Collected data entries:

━━━━━━━━

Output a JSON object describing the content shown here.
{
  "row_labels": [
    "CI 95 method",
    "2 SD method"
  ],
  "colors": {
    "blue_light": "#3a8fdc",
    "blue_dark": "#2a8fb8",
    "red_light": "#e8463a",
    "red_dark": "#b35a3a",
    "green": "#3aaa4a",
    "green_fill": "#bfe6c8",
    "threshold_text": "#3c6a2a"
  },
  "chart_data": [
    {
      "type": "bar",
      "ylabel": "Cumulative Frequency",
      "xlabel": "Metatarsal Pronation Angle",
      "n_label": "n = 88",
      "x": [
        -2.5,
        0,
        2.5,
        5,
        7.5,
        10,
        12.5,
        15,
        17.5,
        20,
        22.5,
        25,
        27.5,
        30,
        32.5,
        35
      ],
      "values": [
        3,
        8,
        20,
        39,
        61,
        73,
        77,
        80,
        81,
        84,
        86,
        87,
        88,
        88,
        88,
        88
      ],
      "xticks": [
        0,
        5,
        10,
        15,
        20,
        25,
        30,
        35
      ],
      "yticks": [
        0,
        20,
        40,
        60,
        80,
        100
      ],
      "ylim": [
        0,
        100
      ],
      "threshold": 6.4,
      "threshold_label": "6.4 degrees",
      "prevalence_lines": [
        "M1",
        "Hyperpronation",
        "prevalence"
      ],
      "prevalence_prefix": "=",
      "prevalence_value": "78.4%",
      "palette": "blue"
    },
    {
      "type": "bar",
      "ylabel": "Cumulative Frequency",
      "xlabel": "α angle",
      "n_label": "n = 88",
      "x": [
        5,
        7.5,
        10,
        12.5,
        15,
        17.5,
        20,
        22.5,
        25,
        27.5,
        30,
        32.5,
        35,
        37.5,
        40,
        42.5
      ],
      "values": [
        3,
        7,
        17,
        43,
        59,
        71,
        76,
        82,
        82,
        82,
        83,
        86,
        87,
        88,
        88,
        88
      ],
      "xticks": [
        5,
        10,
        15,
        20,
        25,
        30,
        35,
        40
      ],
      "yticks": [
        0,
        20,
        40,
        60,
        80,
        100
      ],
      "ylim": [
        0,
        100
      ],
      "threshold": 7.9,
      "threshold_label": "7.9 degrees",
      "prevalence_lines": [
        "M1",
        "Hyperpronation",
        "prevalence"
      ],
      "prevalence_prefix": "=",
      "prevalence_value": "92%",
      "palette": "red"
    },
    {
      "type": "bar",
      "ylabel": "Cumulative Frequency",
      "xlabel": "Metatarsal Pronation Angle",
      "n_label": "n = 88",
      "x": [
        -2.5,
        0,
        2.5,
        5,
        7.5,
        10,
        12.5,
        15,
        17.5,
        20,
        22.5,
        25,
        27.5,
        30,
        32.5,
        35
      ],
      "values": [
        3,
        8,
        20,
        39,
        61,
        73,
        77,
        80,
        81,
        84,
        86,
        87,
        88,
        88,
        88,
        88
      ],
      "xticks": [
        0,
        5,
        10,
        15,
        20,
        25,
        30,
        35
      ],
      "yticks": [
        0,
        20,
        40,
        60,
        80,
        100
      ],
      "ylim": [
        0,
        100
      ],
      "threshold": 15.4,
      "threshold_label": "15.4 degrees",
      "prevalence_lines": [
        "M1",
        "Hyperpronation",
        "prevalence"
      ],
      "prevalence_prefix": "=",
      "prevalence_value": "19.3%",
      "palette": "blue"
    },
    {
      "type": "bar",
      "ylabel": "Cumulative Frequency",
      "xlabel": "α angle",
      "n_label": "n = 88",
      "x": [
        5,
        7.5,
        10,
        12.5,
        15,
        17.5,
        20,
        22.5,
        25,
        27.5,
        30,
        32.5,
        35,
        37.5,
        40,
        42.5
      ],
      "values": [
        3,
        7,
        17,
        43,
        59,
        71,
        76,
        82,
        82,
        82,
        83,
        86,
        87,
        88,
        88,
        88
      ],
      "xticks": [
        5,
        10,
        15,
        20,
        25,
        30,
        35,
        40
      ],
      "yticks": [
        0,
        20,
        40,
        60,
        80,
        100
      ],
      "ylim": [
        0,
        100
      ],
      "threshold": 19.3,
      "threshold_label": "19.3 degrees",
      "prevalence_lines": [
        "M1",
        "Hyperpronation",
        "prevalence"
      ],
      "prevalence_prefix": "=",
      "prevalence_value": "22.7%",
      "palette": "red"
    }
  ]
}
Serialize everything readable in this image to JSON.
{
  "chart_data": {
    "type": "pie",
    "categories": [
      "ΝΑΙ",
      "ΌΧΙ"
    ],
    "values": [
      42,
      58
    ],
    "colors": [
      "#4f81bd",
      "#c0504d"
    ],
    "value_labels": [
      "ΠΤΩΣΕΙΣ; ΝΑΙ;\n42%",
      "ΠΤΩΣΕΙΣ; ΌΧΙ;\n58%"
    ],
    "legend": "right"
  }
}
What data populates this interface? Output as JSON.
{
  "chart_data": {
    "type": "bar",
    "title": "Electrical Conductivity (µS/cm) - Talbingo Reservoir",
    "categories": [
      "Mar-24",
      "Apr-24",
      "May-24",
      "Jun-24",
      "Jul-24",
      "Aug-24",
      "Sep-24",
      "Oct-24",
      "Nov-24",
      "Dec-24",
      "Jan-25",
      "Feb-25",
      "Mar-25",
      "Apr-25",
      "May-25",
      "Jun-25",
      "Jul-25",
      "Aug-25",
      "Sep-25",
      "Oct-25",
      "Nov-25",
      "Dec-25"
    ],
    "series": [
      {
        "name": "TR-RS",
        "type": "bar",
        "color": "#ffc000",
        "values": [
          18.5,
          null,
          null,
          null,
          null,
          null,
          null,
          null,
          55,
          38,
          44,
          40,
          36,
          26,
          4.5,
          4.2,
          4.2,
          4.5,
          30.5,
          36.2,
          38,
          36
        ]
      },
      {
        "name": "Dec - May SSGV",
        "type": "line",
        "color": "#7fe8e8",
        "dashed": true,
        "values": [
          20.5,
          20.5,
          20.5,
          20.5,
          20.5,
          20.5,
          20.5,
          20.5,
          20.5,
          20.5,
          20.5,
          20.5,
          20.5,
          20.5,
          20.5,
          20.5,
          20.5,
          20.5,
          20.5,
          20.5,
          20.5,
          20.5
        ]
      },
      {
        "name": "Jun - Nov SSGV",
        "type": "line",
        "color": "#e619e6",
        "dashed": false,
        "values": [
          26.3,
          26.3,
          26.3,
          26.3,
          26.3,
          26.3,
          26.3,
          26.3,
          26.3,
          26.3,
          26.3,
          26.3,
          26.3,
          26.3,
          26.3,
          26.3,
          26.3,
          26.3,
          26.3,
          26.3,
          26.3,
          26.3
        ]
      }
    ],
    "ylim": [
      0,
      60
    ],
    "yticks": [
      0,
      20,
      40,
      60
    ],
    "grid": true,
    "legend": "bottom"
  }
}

━━━━━━━━

THE REQUEST: Copy out all the entries shown above, character for character.

ANSWER FOR THIS EXERCISE:
Output a JSON object describing the content shown here.
{
  "row_labels": [
    "CI 95 method",
    "2 SD method"
  ],
  "colors": {
    "blue_light": "#3a8fdc",
    "blue_dark": "#2a8fb8",
    "red_light": "#e8463a",
    "red_dark": "#b35a3a",
    "green": "#3aaa4a",
    "green_fill": "#bfe6c8",
    "threshold_text": "#3c6a2a"
  },
  "chart_data": [
    {
      "type": "bar",
      "ylabel": "Cumulative Frequency",
      "xlabel": "Metatarsal Pronation Angle",
      "n_label": "n = 88",
      "x": [
        -2.5,
        0,
        2.5,
        5,
        7.5,
        10,
        12.5,
        15,
        17.5,
        20,
        22.5,
        25,
        27.5,
        30,
        32.5,
        35
      ],
      "values": [
        3,
        8,
        20,
        39,
        61,
        73,
        77,
        80,
        81,
        84,
        86,
        87,
        88,
        88,
        88,
        88
      ],
      "xticks": [
        0,
        5,
        10,
        15,
        20,
        25,
        30,
        35
      ],
      "yticks": [
        0,
        20,
        40,
        60,
        80,
        100
      ],
      "ylim": [
        0,
        100
      ],
      "threshold": 6.4,
      "threshold_label": "6.4 degrees",
      "prevalence_lines": [
        "M1",
        "Hyperpronation",
        "prevalence"
      ],
      "prevalence_prefix": "=",
      "prevalence_value": "78.4%",
      "palette": "blue"
    },
    {
      "type": "bar",
      "ylabel": "Cumulative Frequency",
      "xlabel": "α angle",
      "n_label": "n = 88",
      "x": [
        5,
        7.5,
        10,
        12.5,
        15,
        17.5,
        20,
        22.5,
        25,
        27.5,
        30,
        32.5,
        35,
        37.5,
        40,
        42.5
      ],
      "values": [
        3,
        7,
        17,
        43,
        59,
        71,
        76,
        82,
        82,
        82,
        83,
        86,
        87,
        88,
        88,
        88
      ],
      "xticks": [
        5,
        10,
        15,
        20,
        25,
        30,
        35,
        40
      ],
      "yticks": [
        0,
        20,
        40,
        60,
        80,
        100
      ],
      "ylim": [
        0,
        100
      ],
      "threshold": 7.9,
      "threshold_label": "7.9 degrees",
      "prevalence_lines": [
        "M1",
        "Hyperpronation",
        "prevalence"
      ],
      "prevalence_prefix": "=",
      "prevalence_value": "92%",
      "palette": "red"
    },
    {
      "type": "bar",
      "ylabel": "Cumulative Frequency",
      "xlabel": "Metatarsal Pronation Angle",
      "n_label": "n = 88",
      "x": [
        -2.5,
        0,
        2.5,
        5,
        7.5,
        10,
        12.5,
        15,
        17.5,
        20,
        22.5,
        25,
        27.5,
        30,
        32.5,
        35
      ],
      "values": [
        3,
        8,
        20,
        39,
        61,
        73,
        77,
        80,
        81,
        84,
        86,
        87,
        88,
        88,
        88,
        88
      ],
      "xticks": [
        0,
        5,
        10,
        15,
        20,
        25,
        30,
        35
      ],
      "yticks": [
        0,
        20,
        40,
        60,
        80,
        100
      ],
      "ylim": [
        0,
        100
      ],
      "threshold": 15.4,
      "threshold_label": "15.4 degrees",
      "prevalence_lines": [
        "M1",
        "Hyperpronation",
        "prevalence"
      ],
      "prevalence_prefix": "=",
      "prevalence_value": "19.3%",
      "palette": "blue"
    },
    {
      "type": "bar",
      "ylabel": "Cumulative Frequency",
      "xlabel": "α angle",
      "n_label": "n = 88",
      "x": [
        5,
        7.5,
        10,
        12.5,
        15,
        17.5,
        20,
        22.5,
        25,
        27.5,
        30,
        32.5,
        35,
        37.5,
        40,
        42.5
      ],
      "values": [
        3,
        7,
        17,
        43,
        59,
        71,
        76,
        82,
        82,
        82,
        83,
        86,
        87,
        88,
        88,
        88
      ],
      "xticks": [
        5,
        10,
        15,
        20,
        25,
        30,
        35,
        40
      ],
      "yticks": [
        0,
        20,
        40,
        60,
        80,
        100
      ],
      "ylim": [
        0,
        100
      ],
      "threshold": 19.3,
      "threshold_label": "19.3 degrees",
      "prevalence_lines": [
        "M1",
        "Hyperpronation",
        "prevalence"
      ],
      "prevalence_prefix": "=",
      "prevalence_value": "22.7%",
      "palette": "red"
    }
  ]
}
Serialize everything readable in this image to JSON.
{
  "chart_data": {
    "type": "pie",
    "categories": [
      "ΝΑΙ",
      "ΌΧΙ"
    ],
    "values": [
      42,
      58
    ],
    "colors": [
      "#4f81bd",
      "#c0504d"
    ],
    "value_labels": [
      "ΠΤΩΣΕΙΣ; ΝΑΙ;\n42%",
      "ΠΤΩΣΕΙΣ; ΌΧΙ;\n58%"
    ],
    "legend": "right"
  }
}
What data populates this interface? Output as JSON.
{
  "chart_data": {
    "type": "bar",
    "title": "Electrical Conductivity (µS/cm) - Talbingo Reservoir",
    "categories": [
      "Mar-24",
      "Apr-24",
      "May-24",
      "Jun-24",
      "Jul-24",
      "Aug-24",
      "Sep-24",
      "Oct-24",
      "Nov-24",
      "Dec-24",
      "Jan-25",
      "Feb-25",
      "Mar-25",
      "Apr-25",
      "May-25",
      "Jun-25",
      "Jul-25",
      "Aug-25",
      "Sep-25",
      "Oct-25",
      "Nov-25",
      "Dec-25"
    ],
    "series": [
      {
        "name": "TR-RS",
        "type": "bar",
        "color": "#ffc000",
        "values": [
          18.5,
          null,
          null,
          null,
          null,
          null,
          null,
          null,
          55,
          38,
          44,
          40,
          36,
          26,
          4.5,
          4.2,
          4.2,
          4.5,
          30.5,
          36.2,
          38,
          36
        ]
      },
      {
        "name": "Dec - May SSGV",
        "type": "line",
        "color": "#7fe8e8",
        "dashed": true,
        "values": [
          20.5,
          20.5,
          20.5,
          20.5,
          20.5,
          20.5,
          20.5,
          20.5,
          20.5,
          20.5,
          20.5,
          20.5,
          20.5,
          20.5,
          20.5,
          20.5,
          20.5,
          20.5,
          20.5,
          20.5,
          20.5,
          20.5
        ]
      },
      {
        "name": "Jun - Nov SSGV",
        "type": "line",
        "color": "#e619e6",
        "dashed": false,
        "values": [
          26.3,
          26.3,
          26.3,
          26.3,
          26.3,
          26.3,
          26.3,
          26.3,
          26.3,
          26.3,
          26.3,
          26.3,
          26.3,
          26.3,
          26.3,
          26.3,
          26.3,
          26.3,
          26.3,
          26.3,
          26.3,
          26.3
        ]
      }
    ],
    "ylim": [
      0,
      60
    ],
    "yticks": [
      0,
      20,
      40,
      60
    ],
    "grid": true,
    "legend": "bottom"
  }
}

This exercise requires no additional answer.